* **Exercise prompt**: The listing below is to be output in its exact form.

* **Input for this task**:

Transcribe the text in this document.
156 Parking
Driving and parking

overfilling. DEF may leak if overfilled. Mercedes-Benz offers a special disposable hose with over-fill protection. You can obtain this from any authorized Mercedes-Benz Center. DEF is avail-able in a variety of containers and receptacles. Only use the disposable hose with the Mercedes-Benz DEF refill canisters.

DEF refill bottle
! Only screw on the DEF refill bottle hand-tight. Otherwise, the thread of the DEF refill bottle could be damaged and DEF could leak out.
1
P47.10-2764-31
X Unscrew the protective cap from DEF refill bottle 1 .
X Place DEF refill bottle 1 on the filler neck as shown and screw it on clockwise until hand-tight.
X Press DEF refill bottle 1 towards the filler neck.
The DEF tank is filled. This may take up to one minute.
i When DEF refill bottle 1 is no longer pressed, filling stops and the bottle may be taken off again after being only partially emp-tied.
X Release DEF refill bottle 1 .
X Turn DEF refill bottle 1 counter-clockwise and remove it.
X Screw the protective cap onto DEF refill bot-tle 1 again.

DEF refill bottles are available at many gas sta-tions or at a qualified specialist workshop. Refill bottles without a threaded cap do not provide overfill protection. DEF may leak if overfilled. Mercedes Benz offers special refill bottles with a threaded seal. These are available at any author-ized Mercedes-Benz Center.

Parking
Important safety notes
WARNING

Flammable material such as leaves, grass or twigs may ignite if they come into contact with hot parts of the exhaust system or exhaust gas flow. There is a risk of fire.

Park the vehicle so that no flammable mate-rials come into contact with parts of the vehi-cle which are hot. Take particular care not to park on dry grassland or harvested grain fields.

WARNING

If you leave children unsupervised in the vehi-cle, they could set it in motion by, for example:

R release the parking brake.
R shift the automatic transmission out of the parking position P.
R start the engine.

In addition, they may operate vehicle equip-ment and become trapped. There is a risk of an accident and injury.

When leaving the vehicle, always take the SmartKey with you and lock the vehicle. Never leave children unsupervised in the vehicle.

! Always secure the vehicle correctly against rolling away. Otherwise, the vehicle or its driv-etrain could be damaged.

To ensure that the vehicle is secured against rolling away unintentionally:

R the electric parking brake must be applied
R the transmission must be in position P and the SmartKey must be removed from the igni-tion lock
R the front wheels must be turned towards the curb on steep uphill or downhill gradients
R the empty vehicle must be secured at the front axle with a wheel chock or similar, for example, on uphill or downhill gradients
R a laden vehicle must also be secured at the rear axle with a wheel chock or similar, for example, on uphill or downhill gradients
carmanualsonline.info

* **Written answer**:
Transcribe the text in this document.
156 Parking
Driving and parking

overfilling. DEF may leak if overfilled. Mercedes-Benz offers a special disposable hose with over-fill protection. You can obtain this from any authorized Mercedes-Benz Center. DEF is avail-able in a variety of containers and receptacles. Only use the disposable hose with the Mercedes-Benz DEF refill canisters.

DEF refill bottle
! Only screw on the DEF refill bottle hand-tight. Otherwise, the thread of the DEF refill bottle could be damaged and DEF could leak out.
1
P47.10-2764-31
X Unscrew the protective cap from DEF refill bottle 1 .
X Place DEF refill bottle 1 on the filler neck as shown and screw it on clockwise until hand-tight.
X Press DEF refill bottle 1 towards the filler neck.
The DEF tank is filled. This may take up to one minute.
i When DEF refill bottle 1 is no longer pressed, filling stops and the bottle may be taken off again after being only partially emp-tied.
X Release DEF refill bottle 1 .
X Turn DEF refill bottle 1 counter-clockwise and remove it.
X Screw the protective cap onto DEF refill bot-tle 1 again.

DEF refill bottles are available at many gas sta-tions or at a qualified specialist workshop. Refill bottles without a threaded cap do not provide overfill protection. DEF may leak if overfilled. Mercedes Benz offers special refill bottles with a threaded seal. These are available at any author-ized Mercedes-Benz Center.

Parking
Important safety notes
WARNING

Flammable material such as leaves, grass or twigs may ignite if they come into contact with hot parts of the exhaust system or exhaust gas flow. There is a risk of fire.

Park the vehicle so that no flammable mate-rials come into contact with parts of the vehi-cle which are hot. Take particular care not to park on dry grassland or harvested grain fields.

WARNING

If you leave children unsupervised in the vehi-cle, they could set it in motion by, for example:

R release the parking brake.
R shift the automatic transmission out of the parking position P.
R start the engine.

In addition, they may operate vehicle equip-ment and become trapped. There is a risk of an accident and injury.

When leaving the vehicle, always take the SmartKey with you and lock the vehicle. Never leave children unsupervised in the vehicle.

! Always secure the vehicle correctly against rolling away. Otherwise, the vehicle or its driv-etrain could be damaged.

To ensure that the vehicle is secured against rolling away unintentionally:

R the electric parking brake must be applied
R the transmission must be in position P and the SmartKey must be removed from the igni-tion lock
R the front wheels must be turned towards the curb on steep uphill or downhill gradients
R the empty vehicle must be secured at the front axle with a wheel chock or similar, for example, on uphill or downhill gradients
R a laden vehicle must also be secured at the rear axle with a wheel chock or similar, for example, on uphill or downhill gradients
carmanualsonline.info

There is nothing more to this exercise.